━━━━━ GIVEN ENTRIES ━━━━━

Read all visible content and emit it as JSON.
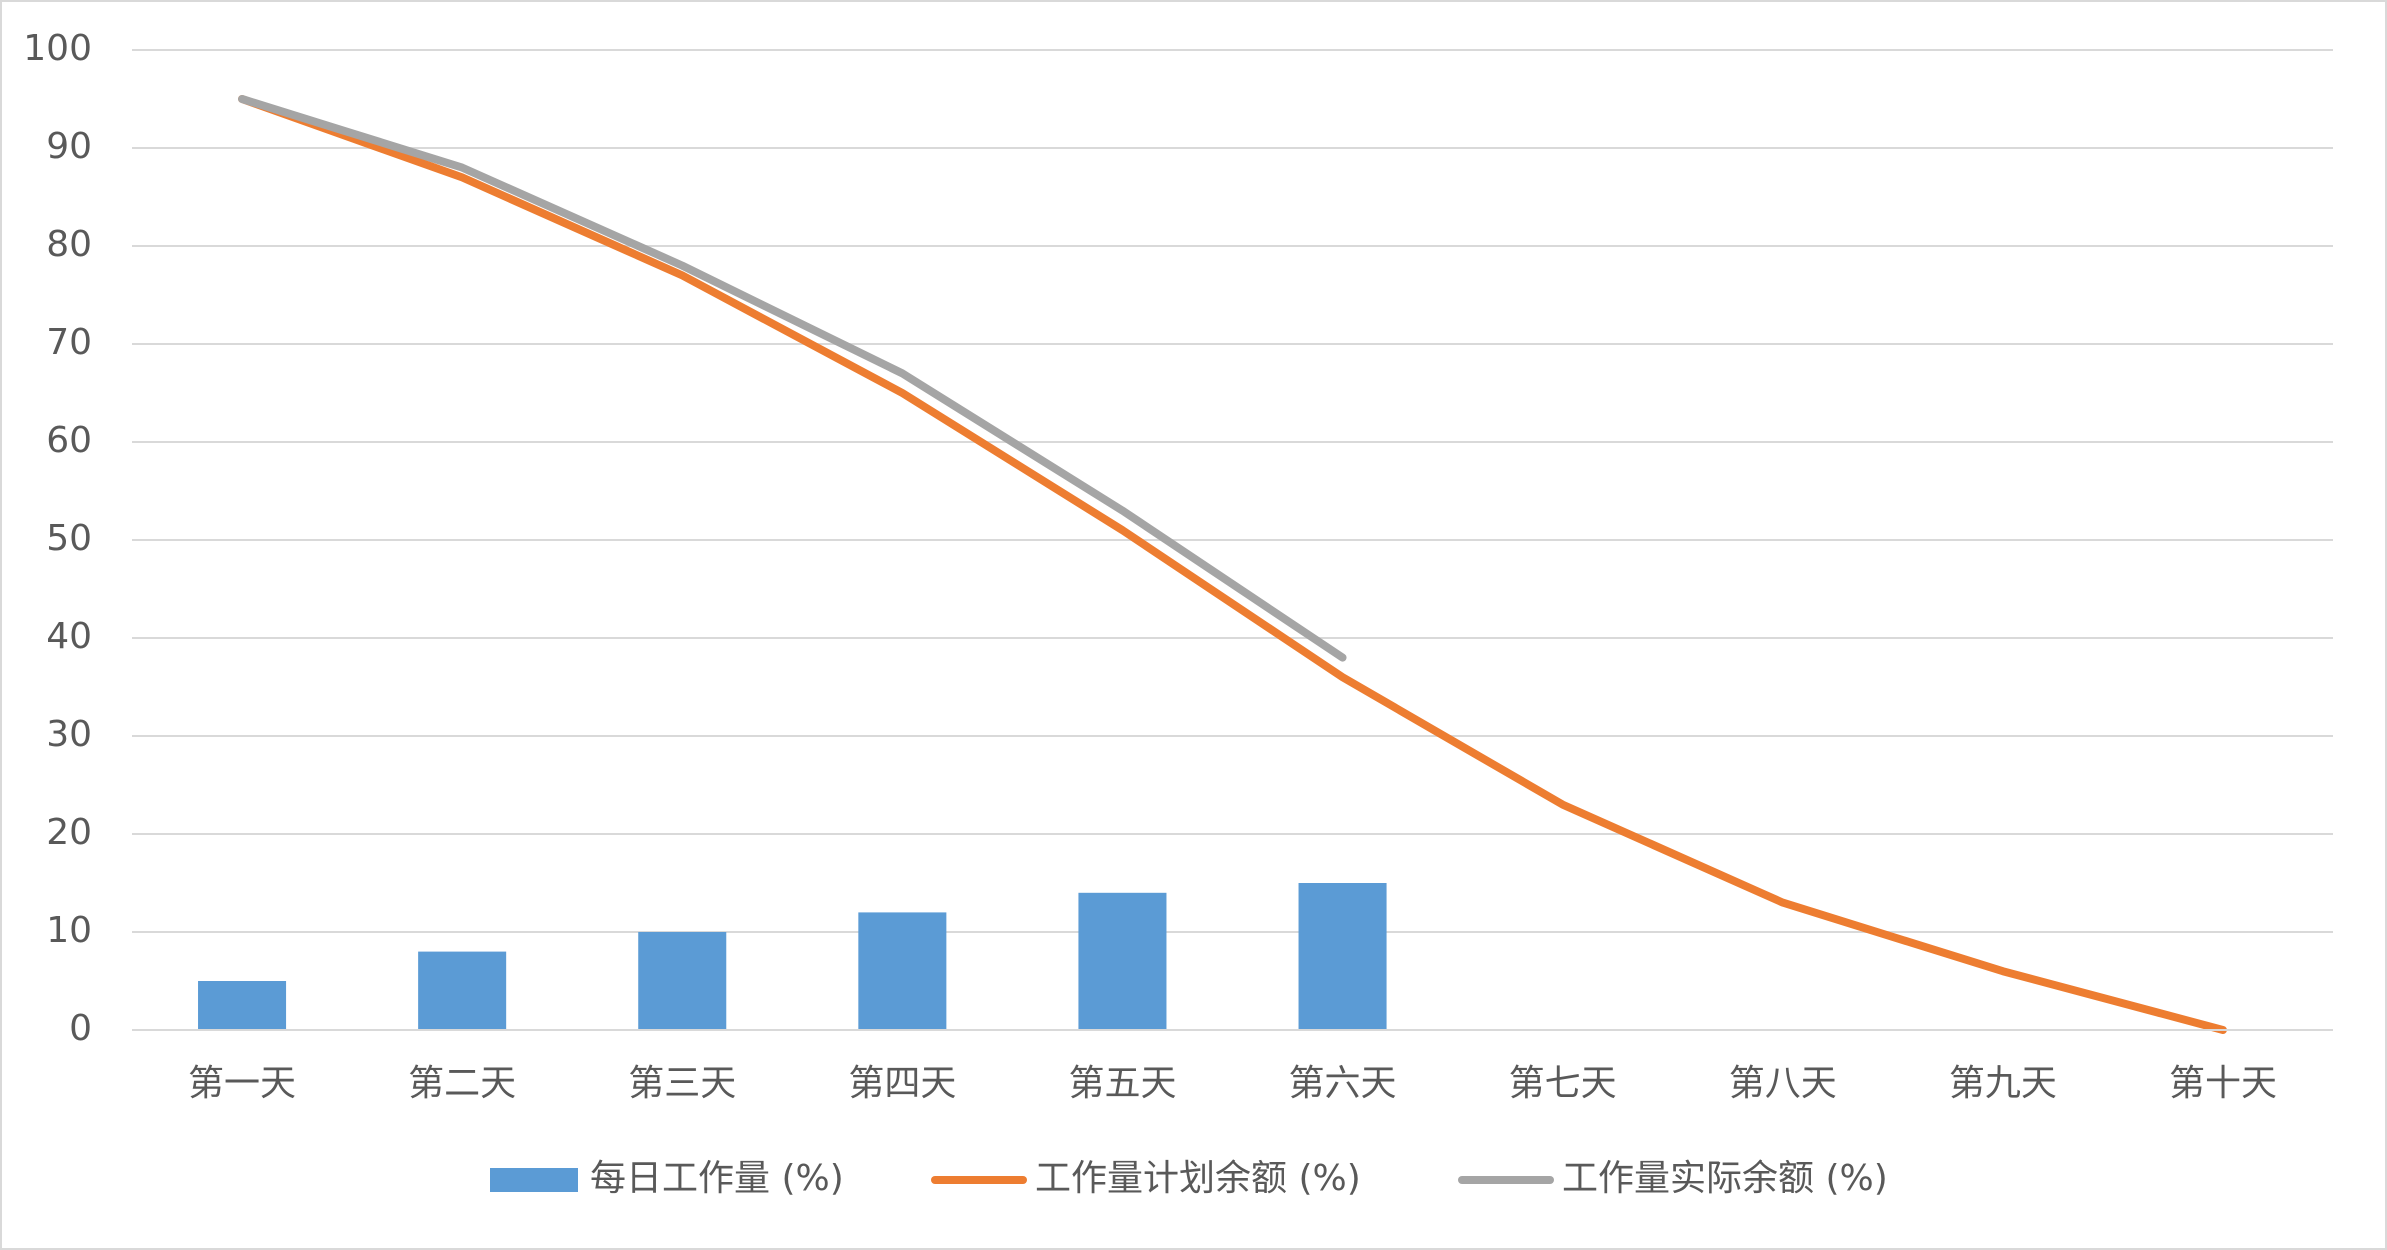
{
  "chart_data": {
    "type": "combo",
    "categories": [
      "第一天",
      "第二天",
      "第三天",
      "第四天",
      "第五天",
      "第六天",
      "第七天",
      "第八天",
      "第九天",
      "第十天"
    ],
    "series": [
      {
        "name": "每日工作量 (%)",
        "type": "bar",
        "color": "#5b9bd5",
        "values": [
          5,
          8,
          10,
          12,
          14,
          15,
          null,
          null,
          null,
          null
        ]
      },
      {
        "name": "工作量计划余额 (%)",
        "type": "line",
        "color": "#ed7d31",
        "values": [
          95,
          87,
          77,
          65,
          51,
          36,
          23,
          13,
          6,
          0
        ]
      },
      {
        "name": "工作量实际余额 (%)",
        "type": "line",
        "color": "#a5a5a5",
        "values": [
          95,
          88,
          78,
          67,
          53,
          38,
          null,
          null,
          null,
          null
        ]
      }
    ],
    "ylim": [
      0,
      100
    ],
    "yticks": [
      0,
      10,
      20,
      30,
      40,
      50,
      60,
      70,
      80,
      90,
      100
    ],
    "grid": true,
    "legend": "bottom"
  }
}
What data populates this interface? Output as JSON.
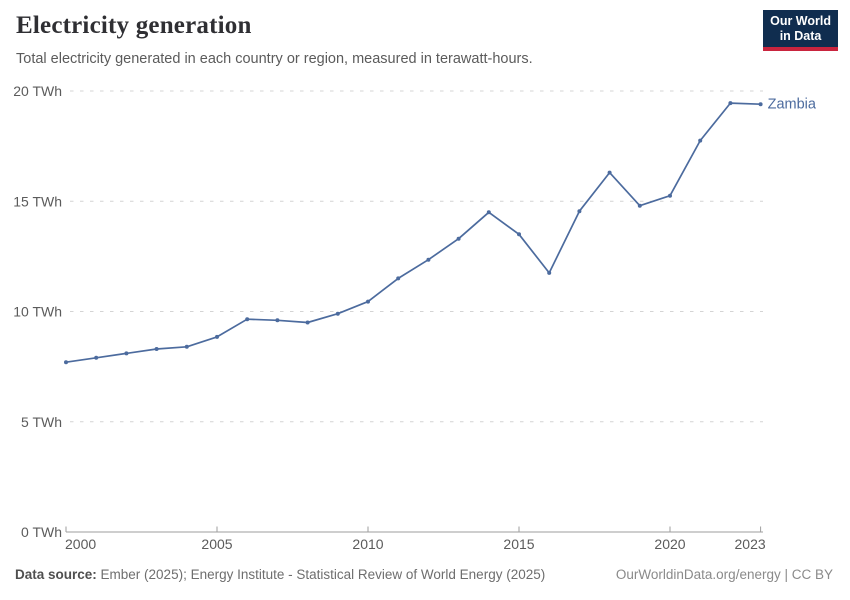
{
  "header": {
    "title": "Electricity generation",
    "subtitle": "Total electricity generated in each country or region, measured in terawatt-hours."
  },
  "logo": {
    "line1": "Our World",
    "line2": "in Data",
    "bg_color": "#102D4F",
    "accent_color": "#C9243E"
  },
  "chart_data": {
    "type": "line",
    "title": "Electricity generation",
    "unit": "TWh",
    "xlim": [
      2000,
      2023
    ],
    "ylim": [
      0,
      20
    ],
    "grid": "horizontal-dashed",
    "entity_label_position": "end-of-line",
    "x_ticks": [
      {
        "value": 2000,
        "label": "2000"
      },
      {
        "value": 2005,
        "label": "2005"
      },
      {
        "value": 2010,
        "label": "2010"
      },
      {
        "value": 2015,
        "label": "2015"
      },
      {
        "value": 2020,
        "label": "2020"
      },
      {
        "value": 2023,
        "label": "2023"
      }
    ],
    "y_ticks": [
      {
        "value": 0,
        "label": "0 TWh"
      },
      {
        "value": 5,
        "label": "5 TWh"
      },
      {
        "value": 10,
        "label": "10 TWh"
      },
      {
        "value": 15,
        "label": "15 TWh"
      },
      {
        "value": 20,
        "label": "20 TWh"
      }
    ],
    "series": [
      {
        "name": "Zambia",
        "color": "#4C6B9E",
        "x": [
          2000,
          2001,
          2002,
          2003,
          2004,
          2005,
          2006,
          2007,
          2008,
          2009,
          2010,
          2011,
          2012,
          2013,
          2014,
          2015,
          2016,
          2017,
          2018,
          2019,
          2020,
          2021,
          2022,
          2023
        ],
        "values": [
          7.7,
          7.9,
          8.1,
          8.3,
          8.4,
          8.85,
          9.65,
          9.6,
          9.5,
          9.9,
          10.45,
          11.5,
          12.35,
          13.3,
          14.5,
          13.5,
          11.75,
          14.55,
          16.3,
          14.8,
          15.25,
          17.75,
          19.45,
          19.4
        ]
      }
    ],
    "colors": {
      "gridline": "#d4d4d4",
      "axis": "#9e9e9e",
      "tick_label": "#5b5b5b"
    }
  },
  "footer": {
    "datasource_label": "Data source:",
    "datasource_value": " Ember (2025); Energy Institute - Statistical Review of World Energy (2025)",
    "rights": "OurWorldinData.org/energy | CC BY"
  }
}
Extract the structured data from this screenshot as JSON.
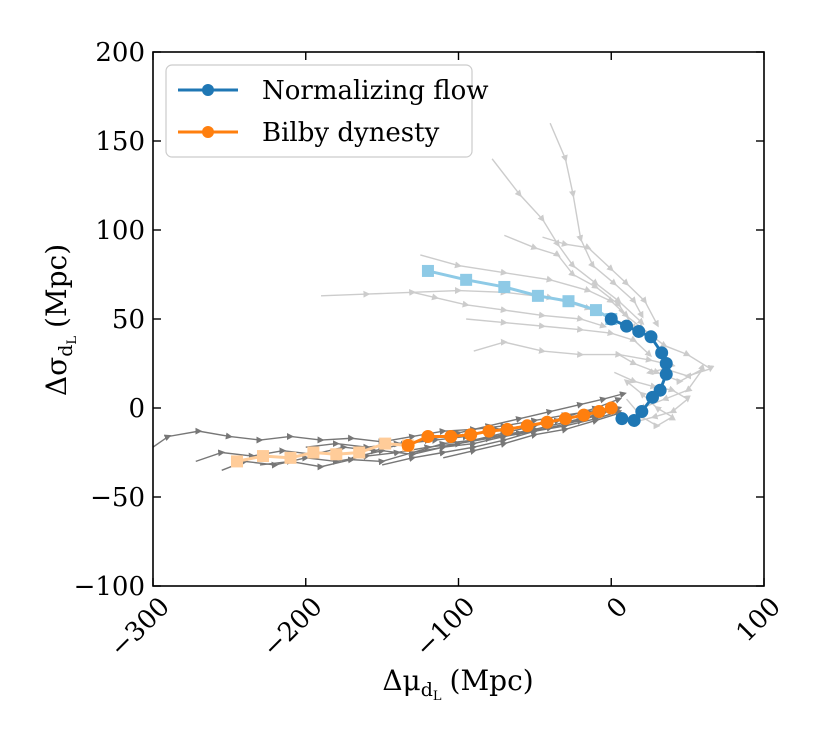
{
  "chart_data": {
    "type": "line",
    "title": "",
    "xlabel": "Δμ",
    "xlabel_sub": "d",
    "xlabel_subsub": "L",
    "xlabel_unit": "(Mpc)",
    "ylabel": "Δσ",
    "ylabel_sub": "d",
    "ylabel_subsub": "L",
    "ylabel_unit": "(Mpc)",
    "xlim": [
      -300,
      100
    ],
    "ylim": [
      -100,
      200
    ],
    "xticks": [
      -300,
      -200,
      -100,
      0,
      100
    ],
    "yticks": [
      -100,
      -50,
      0,
      50,
      100,
      150,
      200
    ],
    "xtick_labels": [
      "−300",
      "−200",
      "−100",
      "0",
      "100"
    ],
    "ytick_labels": [
      "−100",
      "−50",
      "0",
      "50",
      "100",
      "150",
      "200"
    ],
    "legend_position": "top-left",
    "grid": false,
    "series": [
      {
        "name": "Normalizing flow",
        "color": "#1f77b4",
        "light_color": "#8ecae6",
        "circles": [
          [
            0,
            50
          ],
          [
            10,
            46
          ],
          [
            18,
            43
          ],
          [
            26,
            40
          ],
          [
            33,
            31
          ],
          [
            36,
            25
          ],
          [
            36,
            19
          ],
          [
            32,
            10
          ],
          [
            27,
            6
          ],
          [
            20,
            -2
          ],
          [
            15,
            -7
          ],
          [
            7,
            -6
          ]
        ],
        "squares": [
          [
            -120,
            77
          ],
          [
            -95,
            72
          ],
          [
            -70,
            68
          ],
          [
            -48,
            63
          ],
          [
            -28,
            60
          ],
          [
            -10,
            55
          ],
          [
            0,
            50
          ]
        ]
      },
      {
        "name": "Bilby dynesty",
        "color": "#ff7f0e",
        "light_color": "#ffcc99",
        "circles": [
          [
            -133,
            -21
          ],
          [
            -120,
            -16
          ],
          [
            -105,
            -16
          ],
          [
            -92,
            -15
          ],
          [
            -80,
            -13
          ],
          [
            -68,
            -12
          ],
          [
            -55,
            -10
          ],
          [
            -42,
            -8
          ],
          [
            -30,
            -6
          ],
          [
            -18,
            -4
          ],
          [
            -8,
            -2
          ],
          [
            0,
            0
          ]
        ],
        "squares": [
          [
            -245,
            -30
          ],
          [
            -228,
            -27
          ],
          [
            -210,
            -28
          ],
          [
            -195,
            -25
          ],
          [
            -180,
            -26
          ],
          [
            -165,
            -25
          ],
          [
            -148,
            -20
          ],
          [
            -133,
            -21
          ]
        ]
      }
    ],
    "background_trajectories": {
      "normalizing_flow_group": {
        "color": "#cccccc",
        "paths": [
          [
            [
              -125,
              86
            ],
            [
              -100,
              80
            ],
            [
              -70,
              76
            ],
            [
              -40,
              72
            ],
            [
              -15,
              66
            ],
            [
              0,
              60
            ],
            [
              10,
              52
            ]
          ],
          [
            [
              -190,
              63
            ],
            [
              -160,
              64
            ],
            [
              -130,
              65
            ],
            [
              -100,
              66
            ],
            [
              -70,
              65
            ],
            [
              -40,
              62
            ],
            [
              -15,
              56
            ],
            [
              0,
              50
            ]
          ],
          [
            [
              -70,
              97
            ],
            [
              -50,
              90
            ],
            [
              -35,
              86
            ],
            [
              -25,
              75
            ],
            [
              -10,
              68
            ],
            [
              5,
              58
            ],
            [
              15,
              45
            ]
          ],
          [
            [
              -95,
              50
            ],
            [
              -70,
              48
            ],
            [
              -45,
              46
            ],
            [
              -20,
              44
            ],
            [
              0,
              42
            ],
            [
              15,
              38
            ],
            [
              25,
              30
            ]
          ],
          [
            [
              -90,
              32
            ],
            [
              -70,
              37
            ],
            [
              -45,
              32
            ],
            [
              -20,
              30
            ],
            [
              5,
              30
            ],
            [
              25,
              27
            ],
            [
              40,
              24
            ]
          ],
          [
            [
              -78,
              140
            ],
            [
              -60,
              120
            ],
            [
              -45,
              106
            ],
            [
              -35,
              92
            ],
            [
              -25,
              80
            ],
            [
              -10,
              70
            ],
            [
              5,
              60
            ],
            [
              20,
              48
            ]
          ],
          [
            [
              -40,
              160
            ],
            [
              -30,
              140
            ],
            [
              -25,
              120
            ],
            [
              -20,
              95
            ],
            [
              -12,
              80
            ],
            [
              2,
              70
            ],
            [
              15,
              60
            ],
            [
              20,
              52
            ]
          ],
          [
            [
              -45,
              96
            ],
            [
              -30,
              92
            ],
            [
              -15,
              90
            ],
            [
              0,
              78
            ],
            [
              10,
              70
            ],
            [
              22,
              60
            ],
            [
              30,
              47
            ]
          ],
          [
            [
              -130,
              65
            ],
            [
              -115,
              62
            ],
            [
              -95,
              58
            ],
            [
              -70,
              55
            ],
            [
              -45,
              52
            ],
            [
              -20,
              50
            ],
            [
              -5,
              46
            ]
          ],
          [
            [
              5,
              55
            ],
            [
              20,
              45
            ],
            [
              35,
              35
            ],
            [
              50,
              30
            ],
            [
              65,
              22
            ],
            [
              50,
              18
            ],
            [
              35,
              22
            ],
            [
              25,
              20
            ]
          ],
          [
            [
              5,
              30
            ],
            [
              15,
              25
            ],
            [
              30,
              20
            ],
            [
              45,
              15
            ],
            [
              60,
              22
            ],
            [
              50,
              10
            ],
            [
              35,
              5
            ],
            [
              20,
              0
            ]
          ],
          [
            [
              2,
              20
            ],
            [
              15,
              15
            ],
            [
              28,
              12
            ],
            [
              40,
              10
            ],
            [
              50,
              5
            ],
            [
              40,
              -2
            ],
            [
              28,
              -5
            ],
            [
              15,
              -8
            ]
          ],
          [
            [
              10,
              5
            ],
            [
              20,
              -5
            ],
            [
              30,
              -10
            ],
            [
              40,
              -5
            ],
            [
              30,
              0
            ],
            [
              20,
              8
            ],
            [
              10,
              15
            ]
          ]
        ]
      },
      "bilby_group": {
        "color": "#777777",
        "paths": [
          [
            [
              -300,
              -22
            ],
            [
              -290,
              -16
            ],
            [
              -270,
              -13
            ],
            [
              -250,
              -16
            ],
            [
              -230,
              -18
            ],
            [
              -210,
              -16
            ],
            [
              -190,
              -18
            ],
            [
              -170,
              -17
            ],
            [
              -150,
              -19
            ],
            [
              -130,
              -16
            ],
            [
              -110,
              -13
            ],
            [
              -90,
              -12
            ],
            [
              -70,
              -10
            ],
            [
              -50,
              -7
            ],
            [
              -30,
              -4
            ],
            [
              -15,
              -2
            ],
            [
              0,
              0
            ]
          ],
          [
            [
              -272,
              -30
            ],
            [
              -255,
              -25
            ],
            [
              -235,
              -27
            ],
            [
              -215,
              -24
            ],
            [
              -195,
              -26
            ],
            [
              -175,
              -22
            ],
            [
              -155,
              -24
            ],
            [
              -135,
              -20
            ],
            [
              -115,
              -18
            ],
            [
              -95,
              -16
            ],
            [
              -75,
              -12
            ],
            [
              -55,
              -10
            ],
            [
              -35,
              -7
            ],
            [
              -15,
              -3
            ],
            [
              0,
              0
            ]
          ],
          [
            [
              -255,
              -35
            ],
            [
              -240,
              -30
            ],
            [
              -220,
              -32
            ],
            [
              -200,
              -28
            ],
            [
              -180,
              -30
            ],
            [
              -160,
              -27
            ],
            [
              -140,
              -25
            ],
            [
              -120,
              -22
            ],
            [
              -100,
              -20
            ],
            [
              -80,
              -17
            ],
            [
              -60,
              -14
            ],
            [
              -40,
              -11
            ],
            [
              -20,
              -7
            ],
            [
              -5,
              -3
            ]
          ],
          [
            [
              -230,
              -32
            ],
            [
              -210,
              -30
            ],
            [
              -190,
              -33
            ],
            [
              -170,
              -29
            ],
            [
              -150,
              -30
            ],
            [
              -130,
              -25
            ],
            [
              -110,
              -22
            ],
            [
              -90,
              -20
            ],
            [
              -70,
              -16
            ],
            [
              -50,
              -13
            ],
            [
              -30,
              -9
            ],
            [
              -15,
              -5
            ],
            [
              2,
              0
            ]
          ],
          [
            [
              -200,
              -22
            ],
            [
              -180,
              -20
            ],
            [
              -160,
              -22
            ],
            [
              -140,
              -20
            ],
            [
              -120,
              -18
            ],
            [
              -100,
              -14
            ],
            [
              -80,
              -10
            ],
            [
              -60,
              -6
            ],
            [
              -40,
              -2
            ],
            [
              -20,
              2
            ],
            [
              -5,
              5
            ],
            [
              8,
              8
            ]
          ],
          [
            [
              -170,
              -28
            ],
            [
              -150,
              -24
            ],
            [
              -130,
              -26
            ],
            [
              -110,
              -22
            ],
            [
              -90,
              -18
            ],
            [
              -70,
              -15
            ],
            [
              -50,
              -12
            ],
            [
              -30,
              -8
            ],
            [
              -10,
              -4
            ],
            [
              5,
              0
            ]
          ],
          [
            [
              -150,
              -32
            ],
            [
              -130,
              -28
            ],
            [
              -110,
              -25
            ],
            [
              -90,
              -22
            ],
            [
              -70,
              -18
            ],
            [
              -50,
              -13
            ],
            [
              -30,
              -10
            ],
            [
              -10,
              -6
            ],
            [
              5,
              -2
            ]
          ],
          [
            [
              -130,
              -25
            ],
            [
              -110,
              -20
            ],
            [
              -90,
              -18
            ],
            [
              -70,
              -14
            ],
            [
              -50,
              -10
            ],
            [
              -30,
              -5
            ],
            [
              -10,
              0
            ],
            [
              5,
              5
            ]
          ],
          [
            [
              -110,
              -28
            ],
            [
              -90,
              -24
            ],
            [
              -70,
              -20
            ],
            [
              -50,
              -15
            ],
            [
              -30,
              -12
            ],
            [
              -10,
              -7
            ],
            [
              5,
              -3
            ]
          ]
        ]
      }
    }
  }
}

━━━━━

§ **WRITTEN PROBLEM**
State how many lines hold the word "JSON". The number is the whole answer.

§ **EXERCISE OUTPUT**
3